SHORT PROBLEM 1: Rewrite the listing starting at its first line and ending at the line containing "122, 1021, 218]", with "interactable" replaced by "clickable" and nothing else changed.

-- PASSAGE PROVIDED start --

Friday, July 9, 2010

i am shelby lynne

The singer Shelby Lynne shocked the hell out of us when she came out on stage. In person, her body was smaller than the voice on her records would lead you to believe, and her voice was much bigger (not louder—BIGGER) than the voice on her records. She does with her voice what all great troubadours do: drug you into wanting things that you thought, or been taught, you’d never ever want. Like when she sings a sad lyric comparing herself to an old mangy dog: you want to feel love so hard that you feel that depressed. You want to be the dog she turns herself into with that song.

-- PASSAGE PROVIDED end --

SHORT PROBLEM 2: From the piece on Shelby Lynne, copy the passage starting at "The singer Shelby" and ending at "with that song." word for word.

-- SUPPLIED DATA start --

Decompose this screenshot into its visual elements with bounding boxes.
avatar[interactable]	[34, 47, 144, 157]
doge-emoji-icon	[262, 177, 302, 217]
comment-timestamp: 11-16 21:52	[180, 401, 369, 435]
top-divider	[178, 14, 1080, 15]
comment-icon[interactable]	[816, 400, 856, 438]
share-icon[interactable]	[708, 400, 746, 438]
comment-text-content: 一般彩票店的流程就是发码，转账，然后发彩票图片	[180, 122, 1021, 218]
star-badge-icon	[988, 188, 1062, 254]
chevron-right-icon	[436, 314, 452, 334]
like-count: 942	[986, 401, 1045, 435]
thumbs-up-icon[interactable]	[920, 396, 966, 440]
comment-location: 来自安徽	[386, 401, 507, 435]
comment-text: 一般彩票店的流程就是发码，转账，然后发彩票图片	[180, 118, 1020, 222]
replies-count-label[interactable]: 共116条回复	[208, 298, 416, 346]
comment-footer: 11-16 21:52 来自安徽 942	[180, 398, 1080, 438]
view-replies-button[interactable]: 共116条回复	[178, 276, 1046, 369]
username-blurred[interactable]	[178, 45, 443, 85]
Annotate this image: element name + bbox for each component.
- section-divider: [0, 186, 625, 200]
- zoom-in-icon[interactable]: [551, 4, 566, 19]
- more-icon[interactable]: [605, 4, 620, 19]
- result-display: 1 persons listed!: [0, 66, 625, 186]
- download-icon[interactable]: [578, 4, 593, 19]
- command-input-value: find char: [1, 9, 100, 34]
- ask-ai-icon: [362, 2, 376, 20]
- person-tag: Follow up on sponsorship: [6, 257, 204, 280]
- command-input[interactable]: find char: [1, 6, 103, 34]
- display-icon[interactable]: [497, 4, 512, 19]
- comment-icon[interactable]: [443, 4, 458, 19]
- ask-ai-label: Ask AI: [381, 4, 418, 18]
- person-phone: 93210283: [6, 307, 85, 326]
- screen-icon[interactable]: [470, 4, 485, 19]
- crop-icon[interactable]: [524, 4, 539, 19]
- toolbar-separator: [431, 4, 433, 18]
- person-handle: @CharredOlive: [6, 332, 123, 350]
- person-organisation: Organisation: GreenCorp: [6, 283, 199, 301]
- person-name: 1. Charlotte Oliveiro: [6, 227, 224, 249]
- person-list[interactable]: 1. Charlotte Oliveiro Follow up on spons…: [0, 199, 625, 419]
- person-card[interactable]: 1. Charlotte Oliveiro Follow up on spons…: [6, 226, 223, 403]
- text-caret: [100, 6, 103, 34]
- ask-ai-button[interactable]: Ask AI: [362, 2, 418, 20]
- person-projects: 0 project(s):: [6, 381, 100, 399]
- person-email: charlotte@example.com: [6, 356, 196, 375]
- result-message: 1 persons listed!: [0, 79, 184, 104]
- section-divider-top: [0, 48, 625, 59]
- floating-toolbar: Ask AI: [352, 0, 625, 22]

-- SUPPLIED DATA end --

COMPLETE OUTPUT 1:
Decompose this screenshot into its visual elements with bounding boxes.
avatar[clickable]	[34, 47, 144, 157]
doge-emoji-icon	[262, 177, 302, 217]
comment-timestamp: 11-16 21:52	[180, 401, 369, 435]
top-divider	[178, 14, 1080, 15]
comment-icon[clickable]	[816, 400, 856, 438]
share-icon[clickable]	[708, 400, 746, 438]
comment-text-content: 一般彩票店的流程就是发码，转账，然后发彩票图片	[180, 122, 1021, 218]

COMPLETE OUTPUT 2:
The singer Shelby Lynne shocked the hell out of us when she came out on stage. In person, her body was smaller than the voice on her records would lead you to believe, and her voice was much bigger (not louder—BIGGER) than the voice on her records. She does with her voice what all great troubadours do: drug you into wanting things that you thought, or been taught, you’d never ever want. Like when she sings a sad lyric comparing herself to an old mangy dog: you want to feel love so hard that you feel that depressed. You want to be the dog she turns herself into with that song.